Task statement: Copy the rows below word for word, leaving out the picture.

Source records
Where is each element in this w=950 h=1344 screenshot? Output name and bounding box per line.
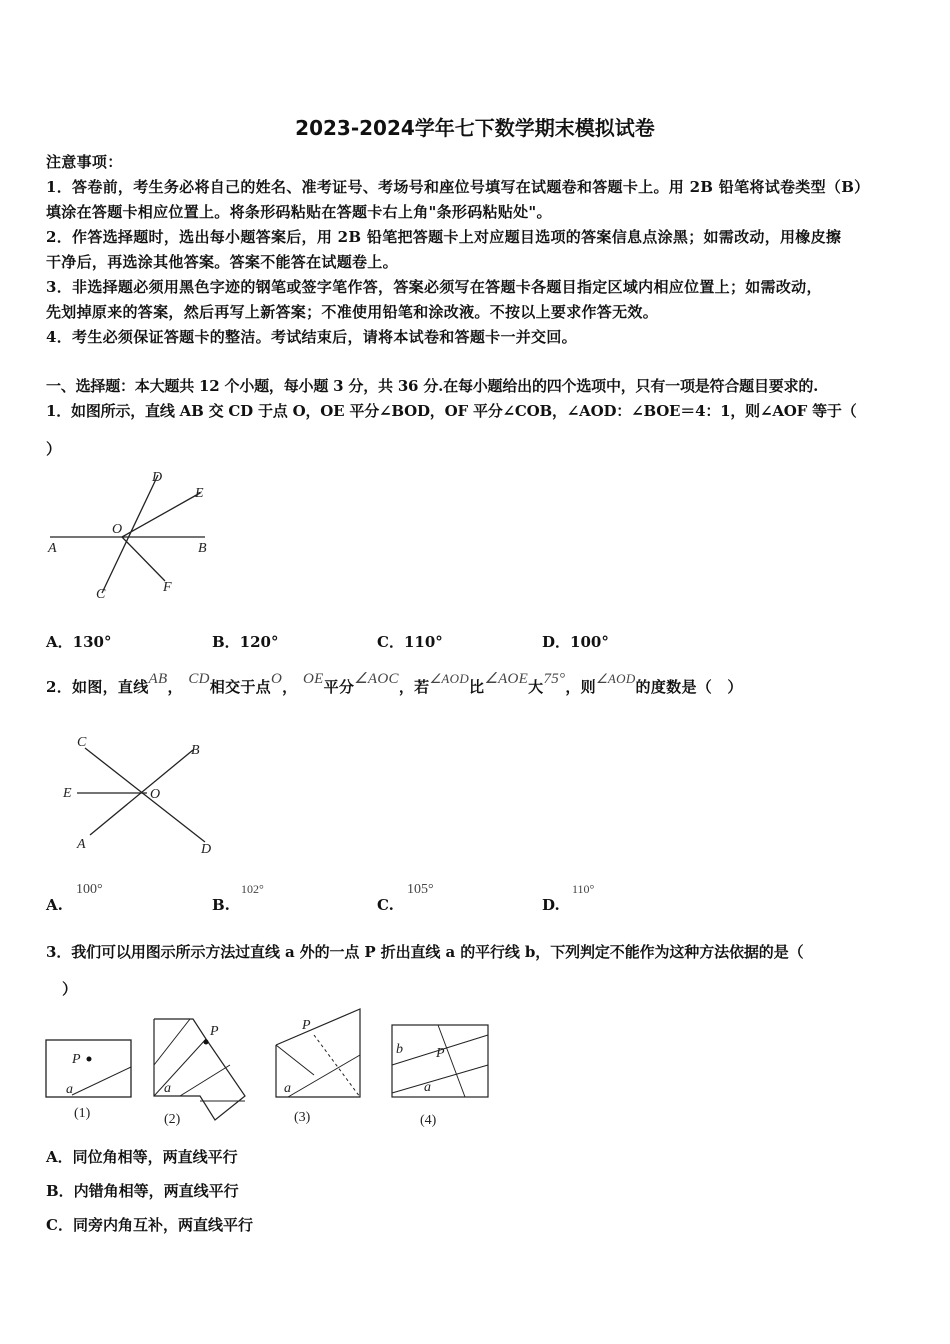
label-a: a <box>284 1081 291 1096</box>
label-a: a <box>164 1081 171 1096</box>
label-e: E <box>63 786 72 801</box>
text: 2．如图，直线 <box>46 678 149 696</box>
label-a: A <box>48 541 57 556</box>
q2-option-d[interactable]: D. <box>542 896 560 914</box>
text: ，则 <box>565 678 596 696</box>
notice-line: 3．非选择题必须用黑色字迹的钢笔或签字笔作答，答案必须写在答题卡各题目指定区域内相应位置上；如需改动， <box>46 278 822 296</box>
caption: (3) <box>294 1110 311 1125</box>
label-e: E <box>195 486 204 501</box>
label-a: A <box>77 837 86 852</box>
notice-line: 4．考生必须保证答题卡的整洁。考试结束后，请将本试卷和答题卡一并交回。 <box>46 328 577 346</box>
q3-option-b[interactable]: B．内错角相等，两直线平行 <box>46 1182 239 1200</box>
label-c: C <box>77 735 87 750</box>
q1-option-c[interactable]: C．110° <box>377 633 443 651</box>
q3-stem: 3．我们可以用图示所示方法过直线 a 外的一点 P 折出直线 a 的平行线 b，下列判定不能作为这种方法依据的是（ <box>46 943 804 961</box>
notice-line: 干净后，再选涂其他答案。答案不能答在试题卷上。 <box>46 253 398 271</box>
text: 的度数是（ ） <box>635 678 743 696</box>
q1-option-d[interactable]: D．100° <box>542 633 609 651</box>
math: O <box>270 671 283 687</box>
q2-option-b[interactable]: B. <box>212 896 230 914</box>
q2-option-a-value: 100° <box>76 882 103 897</box>
q2-option-c-value: 105° <box>407 882 434 897</box>
notice-line: 先划掉原来的答案，然后再写上新答案；不准使用铅笔和涂改液。不按以上要求作答无效。 <box>46 303 659 321</box>
text: ，若 <box>398 678 430 696</box>
q2-option-a[interactable]: A. <box>46 896 63 914</box>
label-a: a <box>66 1082 73 1097</box>
label-b: B <box>191 743 200 758</box>
q2-option-c[interactable]: C. <box>377 896 394 914</box>
q1-stem-end: ） <box>46 440 62 458</box>
label-p: P <box>302 1018 311 1033</box>
notice-line: 填涂在答题卡相应位置上。将条形码粘贴在答题卡右上角"条形码粘贴处"。 <box>46 203 552 221</box>
q3-figures <box>40 1005 500 1130</box>
label-c: C <box>96 587 106 602</box>
label-a: a <box>424 1080 431 1095</box>
label-p: P <box>210 1024 219 1039</box>
text: ， <box>282 678 298 696</box>
label-p: P <box>72 1052 81 1067</box>
label-o: O <box>150 787 161 802</box>
text: 相交于点 <box>209 678 271 696</box>
caption: (1) <box>74 1106 91 1121</box>
label-f: F <box>163 580 172 595</box>
text: 大 <box>528 678 544 696</box>
section-heading: 一、选择题：本大题共 12 个小题，每小题 3 分，共 36 分.在每小题给出的四个选项中，只有一项是符合题目要求的. <box>46 377 819 395</box>
label-p: P <box>436 1046 445 1061</box>
caption: (4) <box>420 1113 437 1128</box>
q1-option-b[interactable]: B．120° <box>212 633 279 651</box>
math: OE <box>302 671 324 687</box>
math: AB <box>148 671 168 687</box>
q2-figure <box>55 730 225 860</box>
q3-stem-end: ） <box>62 980 78 998</box>
notice-line: 2．作答选择题时，选出每小题答案后，用 2B 铅笔把答题卡上对应题目选项的答案信息点涂黑；如需改动，用橡皮擦 <box>46 228 842 246</box>
label-d: D <box>152 470 163 485</box>
label-o: O <box>112 522 123 537</box>
label-b: b <box>396 1042 403 1057</box>
notice-line: 1．答卷前，考生务必将自己的姓名、准考证号、考场号和座位号填写在试题卷和答题卡上。用 2B 铅笔将试卷类型（B） <box>46 178 870 196</box>
math: ∠AOC <box>354 671 399 687</box>
math: CD <box>188 671 210 687</box>
math: 75° <box>543 671 566 687</box>
label-b: B <box>198 541 207 556</box>
caption: (2) <box>164 1112 181 1127</box>
text: 比 <box>469 678 485 696</box>
q1-stem: 1．如图所示，直线 AB 交 CD 于点 O，OE 平分∠BOD，OF 平分∠COB，∠AOD：∠BOE＝4：1，则∠AOF 等于（ <box>46 402 857 420</box>
q3-option-c[interactable]: C．同旁内角互补，两直线平行 <box>46 1216 253 1234</box>
math: ∠AOE <box>484 671 529 687</box>
notice-heading: 注意事项： <box>46 153 123 171</box>
text: ， <box>167 678 183 696</box>
q2-option-b-value: 102° <box>241 882 264 896</box>
q2-stem <box>46 671 743 697</box>
q3-option-a[interactable]: A．同位角相等，两直线平行 <box>46 1148 238 1166</box>
page-title: 2023-2024学年七下数学期末模拟试卷 <box>295 116 655 140</box>
label-d: D <box>201 842 212 857</box>
text: 平分 <box>323 678 355 696</box>
math: ∠AOD <box>429 671 470 686</box>
q1-figure <box>40 465 220 610</box>
math: ∠AOD <box>595 671 636 686</box>
q1-option-a[interactable]: A．130° <box>46 633 112 651</box>
q2-option-d-value: 110° <box>572 882 595 896</box>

Complete answer:
Where is each element in this w=950 h=1344 screenshot? Output name and bounding box per line.
label-a: a <box>284 1081 291 1096</box>
label-a: a <box>164 1081 171 1096</box>
label-e: E <box>63 786 72 801</box>
text: 2．如图，直线 <box>46 678 149 696</box>
label-a: A <box>48 541 57 556</box>
q2-option-d[interactable]: D. <box>542 896 560 914</box>
text: ，则 <box>565 678 596 696</box>
notice-line: 3．非选择题必须用黑色字迹的钢笔或签字笔作答，答案必须写在答题卡各题目指定区域内相应位置上；如需改动， <box>46 278 822 296</box>
caption: (3) <box>294 1110 311 1125</box>
label-e: E <box>195 486 204 501</box>
label-a: A <box>77 837 86 852</box>
notice-line: 4．考生必须保证答题卡的整洁。考试结束后，请将本试卷和答题卡一并交回。 <box>46 328 577 346</box>
q3-option-b[interactable]: B．内错角相等，两直线平行 <box>46 1182 239 1200</box>
label-c: C <box>77 735 87 750</box>
q1-option-c[interactable]: C．110° <box>377 633 443 651</box>
q3-stem: 3．我们可以用图示所示方法过直线 a 外的一点 P 折出直线 a 的平行线 b，下列判定不能作为这种方法依据的是（ <box>46 943 804 961</box>
notice-line: 干净后，再选涂其他答案。答案不能答在试题卷上。 <box>46 253 398 271</box>
text: 的度数是（ ） <box>635 678 743 696</box>
q1-option-d[interactable]: D．100° <box>542 633 609 651</box>
math: O <box>270 671 283 687</box>
q2-option-b[interactable]: B. <box>212 896 230 914</box>
q2-option-a-value: 100° <box>76 882 103 897</box>
q2-option-c-value: 105° <box>407 882 434 897</box>
notice-line: 先划掉原来的答案，然后再写上新答案；不准使用铅笔和涂改液。不按以上要求作答无效。 <box>46 303 659 321</box>
text: ，若 <box>398 678 430 696</box>
q2-option-a[interactable]: A. <box>46 896 63 914</box>
label-a: a <box>66 1082 73 1097</box>
label-b: B <box>191 743 200 758</box>
q2-option-c[interactable]: C. <box>377 896 394 914</box>
q1-stem-end: ） <box>46 440 62 458</box>
label-p: P <box>302 1018 311 1033</box>
notice-line: 填涂在答题卡相应位置上。将条形码粘贴在答题卡右上角"条形码粘贴处"。 <box>46 203 552 221</box>
q3-figures <box>40 1005 500 1130</box>
label-c: C <box>96 587 106 602</box>
label-a: a <box>424 1080 431 1095</box>
label-p: P <box>210 1024 219 1039</box>
text: ， <box>282 678 298 696</box>
label-p: P <box>72 1052 81 1067</box>
label-o: O <box>150 787 161 802</box>
text: 相交于点 <box>209 678 271 696</box>
caption: (1) <box>74 1106 91 1121</box>
label-f: F <box>163 580 172 595</box>
text: 大 <box>528 678 544 696</box>
section-heading: 一、选择题：本大题共 12 个小题，每小题 3 分，共 36 分.在每小题给出的四个选项中，只有一项是符合题目要求的. <box>46 377 819 395</box>
label-p: P <box>436 1046 445 1061</box>
caption: (4) <box>420 1113 437 1128</box>
q1-option-b[interactable]: B．120° <box>212 633 279 651</box>
math: OE <box>302 671 324 687</box>
math: AB <box>148 671 168 687</box>
q2-figure <box>55 730 225 860</box>
q3-stem-end: ） <box>62 980 78 998</box>
notice-line: 2．作答选择题时，选出每小题答案后，用 2B 铅笔把答题卡上对应题目选项的答案信息点涂黑；如需改动，用橡皮擦 <box>46 228 842 246</box>
label-d: D <box>152 470 163 485</box>
label-o: O <box>112 522 123 537</box>
label-b: b <box>396 1042 403 1057</box>
notice-line: 1．答卷前，考生务必将自己的姓名、准考证号、考场号和座位号填写在试题卷和答题卡上。用 2B 铅笔将试卷类型（B） <box>46 178 870 196</box>
math: ∠AOC <box>354 671 399 687</box>
math: CD <box>188 671 210 687</box>
math: 75° <box>543 671 566 687</box>
label-b: B <box>198 541 207 556</box>
caption: (2) <box>164 1112 181 1127</box>
text: 比 <box>469 678 485 696</box>
q1-stem: 1．如图所示，直线 AB 交 CD 于点 O，OE 平分∠BOD，OF 平分∠COB，∠AOD：∠BOE＝4：1，则∠AOF 等于（ <box>46 402 857 420</box>
q3-option-c[interactable]: C．同旁内角互补，两直线平行 <box>46 1216 253 1234</box>
math: ∠AOE <box>484 671 529 687</box>
notice-heading: 注意事项： <box>46 153 123 171</box>
text: ， <box>167 678 183 696</box>
q2-option-b-value: 102° <box>241 882 264 896</box>
q2-stem <box>46 671 743 697</box>
q3-option-a[interactable]: A．同位角相等，两直线平行 <box>46 1148 238 1166</box>
page-title: 2023-2024学年七下数学期末模拟试卷 <box>295 116 655 140</box>
label-d: D <box>201 842 212 857</box>
text: 平分 <box>323 678 355 696</box>
math: ∠AOD <box>429 671 470 686</box>
q1-figure <box>40 465 220 610</box>
math: ∠AOD <box>595 671 636 686</box>
q1-option-a[interactable]: A．130° <box>46 633 112 651</box>
q2-option-d-value: 110° <box>572 882 595 896</box>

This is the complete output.